**GIVEN REQUEST**
Transcribe every entry below word for word, but skip the pictures.

# Start of DATA ENTRIES

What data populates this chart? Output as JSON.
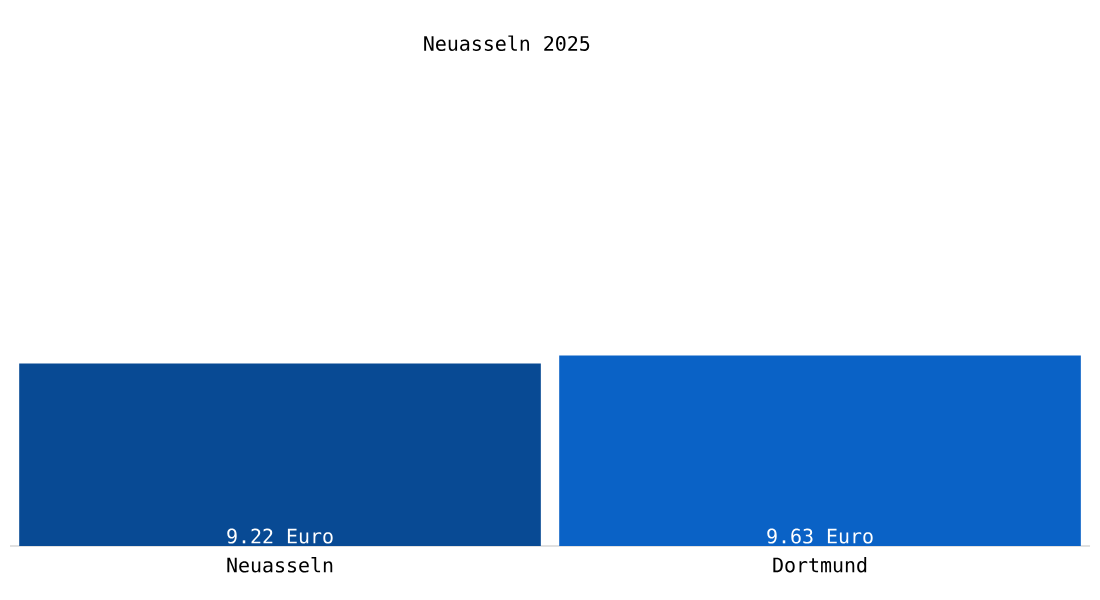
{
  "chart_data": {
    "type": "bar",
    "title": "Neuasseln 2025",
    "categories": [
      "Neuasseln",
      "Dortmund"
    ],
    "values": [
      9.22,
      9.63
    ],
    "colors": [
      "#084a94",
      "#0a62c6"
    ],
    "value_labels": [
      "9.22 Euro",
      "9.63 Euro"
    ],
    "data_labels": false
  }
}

# End of DATA ENTRIES

**FINISHED EXERCISE**
What data populates this chart? Output as JSON.
{
  "chart_data": {
    "type": "bar",
    "title": "Neuasseln 2025",
    "categories": [
      "Neuasseln",
      "Dortmund"
    ],
    "values": [
      9.22,
      9.63
    ],
    "colors": [
      "#084a94",
      "#0a62c6"
    ],
    "value_labels": [
      "9.22 Euro",
      "9.63 Euro"
    ],
    "data_labels": false
  }
}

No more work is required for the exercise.